TASK DESCRIPTION ▸ Return each line of the items below verbatim, leaving out the pictures.
# start of DATA TO USE
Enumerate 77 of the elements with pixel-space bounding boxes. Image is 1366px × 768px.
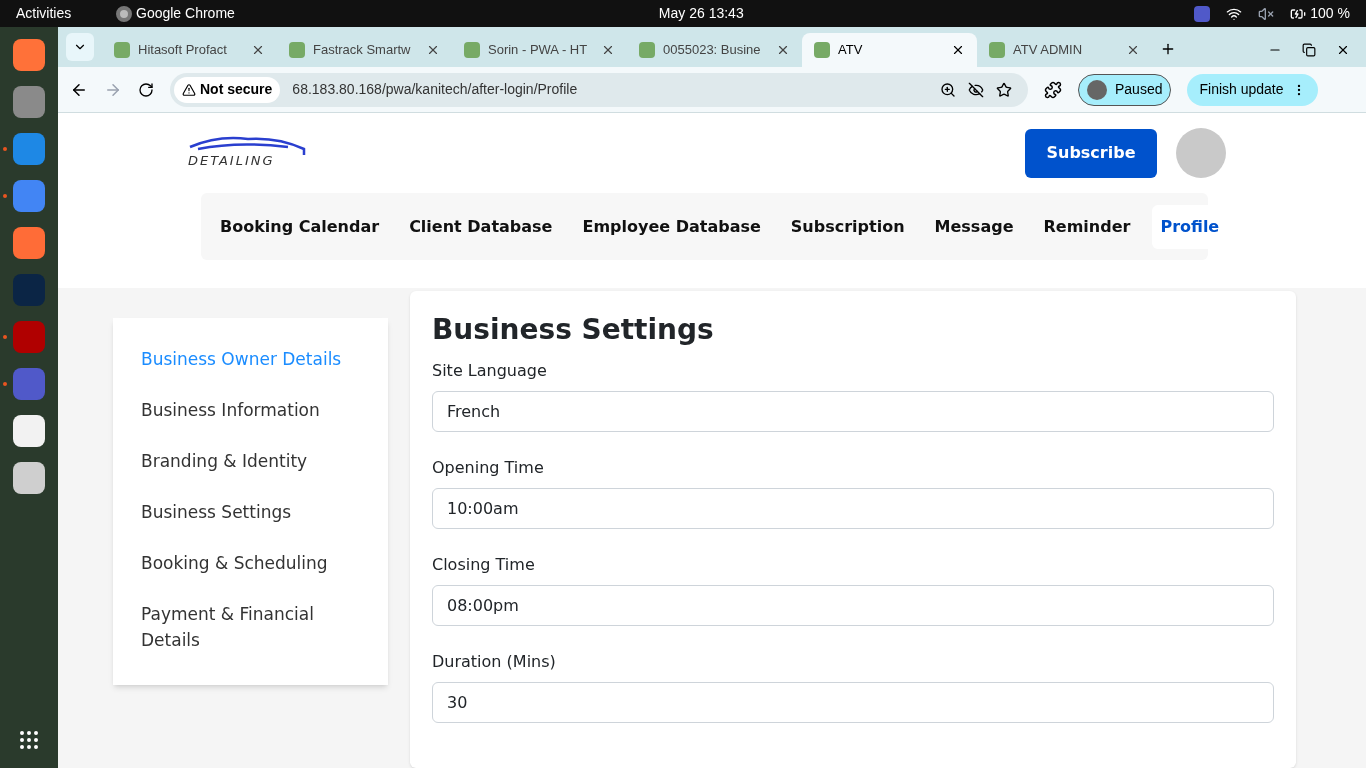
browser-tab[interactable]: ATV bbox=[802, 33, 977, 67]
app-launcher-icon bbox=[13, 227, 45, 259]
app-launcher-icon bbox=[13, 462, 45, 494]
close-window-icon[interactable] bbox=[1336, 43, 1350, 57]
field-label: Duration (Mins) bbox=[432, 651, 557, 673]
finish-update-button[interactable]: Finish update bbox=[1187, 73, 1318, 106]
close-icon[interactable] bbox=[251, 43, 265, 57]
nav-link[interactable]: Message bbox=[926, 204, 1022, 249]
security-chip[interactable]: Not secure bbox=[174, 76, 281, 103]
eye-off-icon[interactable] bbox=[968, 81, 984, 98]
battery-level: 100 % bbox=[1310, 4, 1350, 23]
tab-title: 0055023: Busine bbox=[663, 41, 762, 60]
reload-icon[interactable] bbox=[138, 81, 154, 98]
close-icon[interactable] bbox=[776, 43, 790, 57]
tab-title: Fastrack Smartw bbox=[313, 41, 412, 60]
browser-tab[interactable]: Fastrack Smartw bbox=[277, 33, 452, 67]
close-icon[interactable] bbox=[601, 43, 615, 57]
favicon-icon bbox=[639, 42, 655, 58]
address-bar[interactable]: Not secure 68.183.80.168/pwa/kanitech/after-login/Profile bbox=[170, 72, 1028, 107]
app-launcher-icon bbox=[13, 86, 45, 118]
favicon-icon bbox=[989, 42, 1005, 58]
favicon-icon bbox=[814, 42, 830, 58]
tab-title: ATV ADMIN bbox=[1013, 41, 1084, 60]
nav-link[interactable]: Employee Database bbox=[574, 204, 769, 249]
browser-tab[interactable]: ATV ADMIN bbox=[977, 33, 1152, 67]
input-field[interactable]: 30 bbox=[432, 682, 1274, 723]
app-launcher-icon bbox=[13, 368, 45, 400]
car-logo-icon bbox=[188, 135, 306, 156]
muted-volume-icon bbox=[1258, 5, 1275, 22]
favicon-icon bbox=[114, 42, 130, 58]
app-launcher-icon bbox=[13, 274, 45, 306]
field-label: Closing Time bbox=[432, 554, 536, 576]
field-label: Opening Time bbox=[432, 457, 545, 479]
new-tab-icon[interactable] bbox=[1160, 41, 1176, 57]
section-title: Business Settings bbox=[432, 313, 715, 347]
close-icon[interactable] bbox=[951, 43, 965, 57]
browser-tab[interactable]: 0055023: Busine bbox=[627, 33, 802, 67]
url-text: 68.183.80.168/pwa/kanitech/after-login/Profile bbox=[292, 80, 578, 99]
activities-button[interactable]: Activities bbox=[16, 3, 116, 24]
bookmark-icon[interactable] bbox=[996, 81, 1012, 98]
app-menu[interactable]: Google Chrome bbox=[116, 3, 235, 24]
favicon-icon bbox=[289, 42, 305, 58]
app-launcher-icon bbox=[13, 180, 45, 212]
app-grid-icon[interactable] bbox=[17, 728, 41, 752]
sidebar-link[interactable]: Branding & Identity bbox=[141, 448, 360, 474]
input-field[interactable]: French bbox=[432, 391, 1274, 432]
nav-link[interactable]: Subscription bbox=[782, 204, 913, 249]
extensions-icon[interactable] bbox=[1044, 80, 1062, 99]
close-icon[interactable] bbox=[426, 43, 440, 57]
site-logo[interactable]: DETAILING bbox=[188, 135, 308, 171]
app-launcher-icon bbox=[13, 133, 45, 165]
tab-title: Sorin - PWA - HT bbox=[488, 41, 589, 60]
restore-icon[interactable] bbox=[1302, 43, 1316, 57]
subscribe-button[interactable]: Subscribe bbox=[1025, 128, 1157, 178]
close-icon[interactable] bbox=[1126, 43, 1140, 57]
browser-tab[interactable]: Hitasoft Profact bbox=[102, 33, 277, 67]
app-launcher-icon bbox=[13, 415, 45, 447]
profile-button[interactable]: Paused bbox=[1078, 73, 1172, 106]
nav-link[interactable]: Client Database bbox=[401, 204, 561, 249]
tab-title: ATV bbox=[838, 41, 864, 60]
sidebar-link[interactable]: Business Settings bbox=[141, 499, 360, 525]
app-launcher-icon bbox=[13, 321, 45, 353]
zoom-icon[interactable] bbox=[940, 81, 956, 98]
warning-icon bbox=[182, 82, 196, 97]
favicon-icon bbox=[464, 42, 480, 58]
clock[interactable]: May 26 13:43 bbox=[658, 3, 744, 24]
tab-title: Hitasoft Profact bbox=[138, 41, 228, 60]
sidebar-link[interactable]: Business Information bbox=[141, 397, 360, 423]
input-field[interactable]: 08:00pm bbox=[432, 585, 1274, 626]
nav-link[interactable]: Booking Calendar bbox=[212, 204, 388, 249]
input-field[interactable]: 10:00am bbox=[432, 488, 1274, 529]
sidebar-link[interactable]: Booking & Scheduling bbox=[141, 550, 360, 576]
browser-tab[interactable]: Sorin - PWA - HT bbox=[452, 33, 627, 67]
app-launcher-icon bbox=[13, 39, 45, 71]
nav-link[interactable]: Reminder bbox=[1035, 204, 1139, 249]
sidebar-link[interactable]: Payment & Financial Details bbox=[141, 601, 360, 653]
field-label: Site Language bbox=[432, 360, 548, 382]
# end of DATA TO USE
SOLUTION FOR THIS PROBLEM ▸
Enumerate 77 of the elements with pixel-space bounding boxes. Image is 1366px × 768px.
browser-tab[interactable]: ATV bbox=[802, 33, 977, 67]
app-launcher-icon bbox=[13, 227, 45, 259]
app-launcher-icon bbox=[13, 462, 45, 494]
close-window-icon[interactable] bbox=[1336, 43, 1350, 57]
field-label: Duration (Mins) bbox=[432, 651, 557, 673]
finish-update-button[interactable]: Finish update bbox=[1187, 73, 1318, 106]
close-icon[interactable] bbox=[251, 43, 265, 57]
nav-link[interactable]: Message bbox=[926, 204, 1022, 249]
security-chip[interactable]: Not secure bbox=[174, 76, 281, 103]
eye-off-icon[interactable] bbox=[968, 81, 984, 98]
battery-level: 100 % bbox=[1310, 4, 1350, 23]
tab-title: 0055023: Busine bbox=[663, 41, 762, 60]
reload-icon[interactable] bbox=[138, 81, 154, 98]
close-icon[interactable] bbox=[776, 43, 790, 57]
tab-title: Fastrack Smartw bbox=[313, 41, 412, 60]
browser-tab[interactable]: Fastrack Smartw bbox=[277, 33, 452, 67]
close-icon[interactable] bbox=[601, 43, 615, 57]
favicon-icon bbox=[639, 42, 655, 58]
address-bar[interactable]: Not secure 68.183.80.168/pwa/kanitech/after-login/Profile bbox=[170, 72, 1028, 107]
app-launcher-icon bbox=[13, 86, 45, 118]
favicon-icon bbox=[989, 42, 1005, 58]
favicon-icon bbox=[814, 42, 830, 58]
tab-title: ATV ADMIN bbox=[1013, 41, 1084, 60]
nav-link[interactable]: Employee Database bbox=[574, 204, 769, 249]
browser-tab[interactable]: ATV ADMIN bbox=[977, 33, 1152, 67]
input-field[interactable]: 30 bbox=[432, 682, 1274, 723]
app-launcher-icon bbox=[13, 368, 45, 400]
car-logo-icon bbox=[188, 135, 306, 156]
muted-volume-icon bbox=[1258, 5, 1275, 22]
favicon-icon bbox=[114, 42, 130, 58]
app-launcher-icon bbox=[13, 274, 45, 306]
field-label: Closing Time bbox=[432, 554, 536, 576]
field-label: Opening Time bbox=[432, 457, 545, 479]
new-tab-icon[interactable] bbox=[1160, 41, 1176, 57]
section-title: Business Settings bbox=[432, 313, 715, 347]
close-icon[interactable] bbox=[951, 43, 965, 57]
browser-tab[interactable]: 0055023: Busine bbox=[627, 33, 802, 67]
url-text: 68.183.80.168/pwa/kanitech/after-login/Profile bbox=[292, 80, 578, 99]
activities-button[interactable]: Activities bbox=[16, 3, 116, 24]
bookmark-icon[interactable] bbox=[996, 81, 1012, 98]
app-menu[interactable]: Google Chrome bbox=[116, 3, 235, 24]
favicon-icon bbox=[289, 42, 305, 58]
app-launcher-icon bbox=[13, 180, 45, 212]
app-grid-icon[interactable] bbox=[17, 728, 41, 752]
sidebar-link[interactable]: Branding & Identity bbox=[141, 448, 360, 474]
input-field[interactable]: French bbox=[432, 391, 1274, 432]
nav-link[interactable]: Subscription bbox=[782, 204, 913, 249]
extensions-icon[interactable] bbox=[1044, 80, 1062, 99]
close-icon[interactable] bbox=[426, 43, 440, 57]
site-logo[interactable]: DETAILING bbox=[188, 135, 308, 171]
app-launcher-icon bbox=[13, 133, 45, 165]
tab-title: Sorin - PWA - HT bbox=[488, 41, 589, 60]
restore-icon[interactable] bbox=[1302, 43, 1316, 57]
subscribe-button[interactable]: Subscribe bbox=[1025, 128, 1157, 178]
close-icon[interactable] bbox=[1126, 43, 1140, 57]
browser-tab[interactable]: Hitasoft Profact bbox=[102, 33, 277, 67]
app-launcher-icon bbox=[13, 415, 45, 447]
profile-button[interactable]: Paused bbox=[1078, 73, 1172, 106]
nav-link[interactable]: Client Database bbox=[401, 204, 561, 249]
tab-title: ATV bbox=[838, 41, 864, 60]
sidebar-link[interactable]: Business Settings bbox=[141, 499, 360, 525]
app-launcher-icon bbox=[13, 321, 45, 353]
zoom-icon[interactable] bbox=[940, 81, 956, 98]
warning-icon bbox=[182, 82, 196, 97]
favicon-icon bbox=[464, 42, 480, 58]
clock[interactable]: May 26 13:43 bbox=[658, 3, 744, 24]
tab-title: Hitasoft Profact bbox=[138, 41, 228, 60]
sidebar-link[interactable]: Business Information bbox=[141, 397, 360, 423]
input-field[interactable]: 08:00pm bbox=[432, 585, 1274, 626]
nav-link[interactable]: Booking Calendar bbox=[212, 204, 388, 249]
input-field[interactable]: 10:00am bbox=[432, 488, 1274, 529]
sidebar-link[interactable]: Booking & Scheduling bbox=[141, 550, 360, 576]
browser-tab[interactable]: Sorin - PWA - HT bbox=[452, 33, 627, 67]
app-launcher-icon bbox=[13, 39, 45, 71]
nav-link[interactable]: Reminder bbox=[1035, 204, 1139, 249]
sidebar-link[interactable]: Payment & Financial Details bbox=[141, 601, 360, 653]
field-label: Site Language bbox=[432, 360, 548, 382]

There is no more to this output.